Go through the material below and count the lines with the string "xlabel"; the number is the whole answer.

• Collection entries:
==*==

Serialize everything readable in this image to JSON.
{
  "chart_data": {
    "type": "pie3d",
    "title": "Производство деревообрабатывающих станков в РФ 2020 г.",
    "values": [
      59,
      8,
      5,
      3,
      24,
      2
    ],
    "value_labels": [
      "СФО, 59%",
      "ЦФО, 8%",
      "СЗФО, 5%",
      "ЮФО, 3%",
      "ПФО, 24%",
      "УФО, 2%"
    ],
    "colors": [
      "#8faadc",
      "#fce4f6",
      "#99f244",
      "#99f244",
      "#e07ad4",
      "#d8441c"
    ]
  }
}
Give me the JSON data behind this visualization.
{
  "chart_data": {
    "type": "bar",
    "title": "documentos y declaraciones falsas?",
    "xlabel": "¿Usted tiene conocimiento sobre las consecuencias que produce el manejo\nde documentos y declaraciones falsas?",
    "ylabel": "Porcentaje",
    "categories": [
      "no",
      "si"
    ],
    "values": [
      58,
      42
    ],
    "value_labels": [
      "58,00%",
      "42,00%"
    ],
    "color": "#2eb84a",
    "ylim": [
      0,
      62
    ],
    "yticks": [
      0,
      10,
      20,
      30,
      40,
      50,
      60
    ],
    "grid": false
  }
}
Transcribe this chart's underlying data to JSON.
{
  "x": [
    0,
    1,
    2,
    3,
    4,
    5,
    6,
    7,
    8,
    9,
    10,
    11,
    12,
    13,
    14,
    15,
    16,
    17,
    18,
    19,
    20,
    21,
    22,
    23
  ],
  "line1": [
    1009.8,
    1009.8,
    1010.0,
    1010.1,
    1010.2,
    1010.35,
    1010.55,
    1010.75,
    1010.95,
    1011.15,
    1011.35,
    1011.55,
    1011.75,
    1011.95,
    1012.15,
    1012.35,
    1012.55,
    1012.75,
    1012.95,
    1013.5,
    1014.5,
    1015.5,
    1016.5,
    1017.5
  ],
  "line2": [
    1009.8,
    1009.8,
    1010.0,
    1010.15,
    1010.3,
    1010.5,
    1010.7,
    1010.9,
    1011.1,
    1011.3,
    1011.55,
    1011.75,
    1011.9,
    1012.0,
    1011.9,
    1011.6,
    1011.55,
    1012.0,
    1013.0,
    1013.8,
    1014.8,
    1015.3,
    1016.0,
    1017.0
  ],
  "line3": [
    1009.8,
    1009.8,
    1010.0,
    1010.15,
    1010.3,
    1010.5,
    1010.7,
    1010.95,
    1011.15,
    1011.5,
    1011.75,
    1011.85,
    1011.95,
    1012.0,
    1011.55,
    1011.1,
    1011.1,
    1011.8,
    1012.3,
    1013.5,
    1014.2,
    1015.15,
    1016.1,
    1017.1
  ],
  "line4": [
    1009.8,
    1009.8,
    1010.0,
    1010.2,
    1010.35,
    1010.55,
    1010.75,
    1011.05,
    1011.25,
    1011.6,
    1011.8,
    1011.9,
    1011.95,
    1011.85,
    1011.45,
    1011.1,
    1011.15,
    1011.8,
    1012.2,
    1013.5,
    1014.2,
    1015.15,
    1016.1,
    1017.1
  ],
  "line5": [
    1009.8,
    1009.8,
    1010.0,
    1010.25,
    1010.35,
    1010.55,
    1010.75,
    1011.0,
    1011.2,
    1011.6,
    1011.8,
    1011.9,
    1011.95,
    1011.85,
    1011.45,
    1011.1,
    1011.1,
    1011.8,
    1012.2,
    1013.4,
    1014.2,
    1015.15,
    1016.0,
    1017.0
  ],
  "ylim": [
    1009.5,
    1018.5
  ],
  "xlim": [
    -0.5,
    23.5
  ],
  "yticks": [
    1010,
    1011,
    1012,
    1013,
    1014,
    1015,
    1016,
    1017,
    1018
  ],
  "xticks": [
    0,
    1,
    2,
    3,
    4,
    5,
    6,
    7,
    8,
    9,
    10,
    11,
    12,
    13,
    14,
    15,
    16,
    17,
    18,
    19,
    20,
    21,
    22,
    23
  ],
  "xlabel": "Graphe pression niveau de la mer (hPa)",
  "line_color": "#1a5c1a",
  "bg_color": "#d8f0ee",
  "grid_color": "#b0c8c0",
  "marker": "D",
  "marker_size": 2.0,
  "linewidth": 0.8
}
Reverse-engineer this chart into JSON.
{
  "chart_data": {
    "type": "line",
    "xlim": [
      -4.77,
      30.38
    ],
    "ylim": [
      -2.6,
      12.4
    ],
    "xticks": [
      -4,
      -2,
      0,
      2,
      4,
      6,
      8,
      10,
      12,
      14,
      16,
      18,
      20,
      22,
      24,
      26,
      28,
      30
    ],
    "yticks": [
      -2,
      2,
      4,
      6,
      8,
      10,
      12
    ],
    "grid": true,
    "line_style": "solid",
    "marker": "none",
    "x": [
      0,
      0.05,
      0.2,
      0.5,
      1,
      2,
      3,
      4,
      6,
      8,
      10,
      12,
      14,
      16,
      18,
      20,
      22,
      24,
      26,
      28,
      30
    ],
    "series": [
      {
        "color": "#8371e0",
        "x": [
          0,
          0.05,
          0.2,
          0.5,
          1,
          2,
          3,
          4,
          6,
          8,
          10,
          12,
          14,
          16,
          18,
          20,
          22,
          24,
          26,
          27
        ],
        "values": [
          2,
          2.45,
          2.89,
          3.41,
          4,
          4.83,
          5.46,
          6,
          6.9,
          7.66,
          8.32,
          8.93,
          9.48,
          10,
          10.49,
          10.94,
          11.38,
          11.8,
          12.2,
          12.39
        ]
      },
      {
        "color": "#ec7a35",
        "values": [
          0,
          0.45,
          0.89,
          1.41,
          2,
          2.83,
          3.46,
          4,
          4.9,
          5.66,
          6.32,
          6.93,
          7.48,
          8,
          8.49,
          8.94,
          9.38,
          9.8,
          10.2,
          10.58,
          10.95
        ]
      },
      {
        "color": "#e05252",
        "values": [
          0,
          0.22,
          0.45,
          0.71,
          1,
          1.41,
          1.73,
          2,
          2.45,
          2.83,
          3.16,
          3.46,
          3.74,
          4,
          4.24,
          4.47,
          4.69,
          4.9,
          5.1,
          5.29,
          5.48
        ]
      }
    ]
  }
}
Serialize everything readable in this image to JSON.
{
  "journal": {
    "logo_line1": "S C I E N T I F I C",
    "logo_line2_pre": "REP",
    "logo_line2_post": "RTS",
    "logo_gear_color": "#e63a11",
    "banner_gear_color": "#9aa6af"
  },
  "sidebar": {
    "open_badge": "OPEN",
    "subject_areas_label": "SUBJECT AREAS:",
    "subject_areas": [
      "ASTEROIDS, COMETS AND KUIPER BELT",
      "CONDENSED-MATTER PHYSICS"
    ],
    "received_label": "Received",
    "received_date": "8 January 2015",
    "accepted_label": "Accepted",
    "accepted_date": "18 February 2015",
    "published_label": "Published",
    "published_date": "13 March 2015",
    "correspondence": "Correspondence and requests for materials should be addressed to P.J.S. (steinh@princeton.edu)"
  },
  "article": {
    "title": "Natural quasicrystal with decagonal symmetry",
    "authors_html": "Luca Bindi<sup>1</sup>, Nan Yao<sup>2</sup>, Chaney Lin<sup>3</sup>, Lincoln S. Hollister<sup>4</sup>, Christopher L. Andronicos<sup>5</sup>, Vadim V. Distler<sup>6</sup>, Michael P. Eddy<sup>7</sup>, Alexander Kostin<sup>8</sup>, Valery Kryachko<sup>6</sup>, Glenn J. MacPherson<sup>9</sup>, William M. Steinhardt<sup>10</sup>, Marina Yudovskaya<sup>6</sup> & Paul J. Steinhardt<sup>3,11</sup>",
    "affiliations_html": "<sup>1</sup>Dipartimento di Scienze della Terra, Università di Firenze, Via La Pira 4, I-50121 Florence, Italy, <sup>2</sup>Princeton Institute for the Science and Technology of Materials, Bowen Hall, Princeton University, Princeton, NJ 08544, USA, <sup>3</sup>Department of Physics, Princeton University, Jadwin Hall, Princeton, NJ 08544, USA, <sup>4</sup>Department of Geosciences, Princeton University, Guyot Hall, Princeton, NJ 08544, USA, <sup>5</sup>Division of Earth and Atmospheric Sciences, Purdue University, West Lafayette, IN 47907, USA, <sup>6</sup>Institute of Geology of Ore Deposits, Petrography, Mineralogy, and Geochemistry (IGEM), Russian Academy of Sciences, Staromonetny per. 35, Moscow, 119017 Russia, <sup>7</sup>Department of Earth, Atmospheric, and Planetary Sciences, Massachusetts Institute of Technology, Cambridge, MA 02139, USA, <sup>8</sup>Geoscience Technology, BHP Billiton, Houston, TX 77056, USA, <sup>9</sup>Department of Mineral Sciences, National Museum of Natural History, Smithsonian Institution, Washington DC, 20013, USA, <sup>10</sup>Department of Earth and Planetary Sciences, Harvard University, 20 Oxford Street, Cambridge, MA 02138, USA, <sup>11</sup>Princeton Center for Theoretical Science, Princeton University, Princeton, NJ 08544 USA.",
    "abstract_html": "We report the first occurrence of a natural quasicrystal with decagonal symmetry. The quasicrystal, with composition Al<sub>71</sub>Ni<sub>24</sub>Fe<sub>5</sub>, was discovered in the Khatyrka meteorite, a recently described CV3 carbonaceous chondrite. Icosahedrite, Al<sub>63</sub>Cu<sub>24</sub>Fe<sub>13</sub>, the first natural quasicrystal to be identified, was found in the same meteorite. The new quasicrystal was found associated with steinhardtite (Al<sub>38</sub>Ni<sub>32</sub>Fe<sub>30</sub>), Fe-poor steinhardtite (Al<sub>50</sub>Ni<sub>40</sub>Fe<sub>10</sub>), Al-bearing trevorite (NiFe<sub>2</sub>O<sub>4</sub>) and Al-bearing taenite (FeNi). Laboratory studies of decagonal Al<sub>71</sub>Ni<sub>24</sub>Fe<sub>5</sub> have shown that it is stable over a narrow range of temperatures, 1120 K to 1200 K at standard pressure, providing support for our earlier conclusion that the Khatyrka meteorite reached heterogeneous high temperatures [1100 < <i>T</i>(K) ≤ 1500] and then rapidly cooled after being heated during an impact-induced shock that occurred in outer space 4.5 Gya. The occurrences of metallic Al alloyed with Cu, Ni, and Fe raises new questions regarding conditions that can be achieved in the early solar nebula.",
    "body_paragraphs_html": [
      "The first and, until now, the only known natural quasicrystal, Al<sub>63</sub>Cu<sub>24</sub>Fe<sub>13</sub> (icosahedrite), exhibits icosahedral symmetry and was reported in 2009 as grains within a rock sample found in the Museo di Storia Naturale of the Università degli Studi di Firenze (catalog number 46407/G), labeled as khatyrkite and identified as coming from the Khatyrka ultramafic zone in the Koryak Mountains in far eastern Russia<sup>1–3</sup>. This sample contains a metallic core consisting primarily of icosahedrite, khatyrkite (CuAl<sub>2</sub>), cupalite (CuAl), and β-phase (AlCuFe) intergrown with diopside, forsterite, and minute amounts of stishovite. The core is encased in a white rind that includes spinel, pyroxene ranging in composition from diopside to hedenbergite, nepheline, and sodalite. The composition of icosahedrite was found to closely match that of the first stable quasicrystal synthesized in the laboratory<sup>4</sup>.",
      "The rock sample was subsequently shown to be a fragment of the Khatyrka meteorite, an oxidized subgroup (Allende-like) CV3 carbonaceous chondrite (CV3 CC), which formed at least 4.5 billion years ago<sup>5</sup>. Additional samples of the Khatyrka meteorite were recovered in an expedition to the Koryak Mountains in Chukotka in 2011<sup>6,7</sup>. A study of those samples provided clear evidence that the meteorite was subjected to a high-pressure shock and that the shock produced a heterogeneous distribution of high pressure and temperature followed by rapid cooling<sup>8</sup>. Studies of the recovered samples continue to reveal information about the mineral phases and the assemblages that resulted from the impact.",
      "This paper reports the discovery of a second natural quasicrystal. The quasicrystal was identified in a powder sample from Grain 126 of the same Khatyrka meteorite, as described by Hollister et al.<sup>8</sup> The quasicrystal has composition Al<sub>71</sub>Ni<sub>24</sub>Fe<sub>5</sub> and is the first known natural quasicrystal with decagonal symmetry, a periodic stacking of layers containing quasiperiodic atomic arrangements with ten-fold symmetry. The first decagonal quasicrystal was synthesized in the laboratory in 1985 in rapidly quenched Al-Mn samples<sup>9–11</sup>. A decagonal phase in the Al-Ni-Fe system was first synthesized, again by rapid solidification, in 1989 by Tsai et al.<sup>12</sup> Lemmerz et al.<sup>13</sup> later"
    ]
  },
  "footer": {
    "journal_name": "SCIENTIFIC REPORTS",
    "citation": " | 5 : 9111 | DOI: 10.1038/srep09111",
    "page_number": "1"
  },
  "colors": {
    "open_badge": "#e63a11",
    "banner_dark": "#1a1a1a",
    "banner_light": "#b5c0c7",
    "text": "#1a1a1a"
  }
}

==*==

• Result of the exercise: 2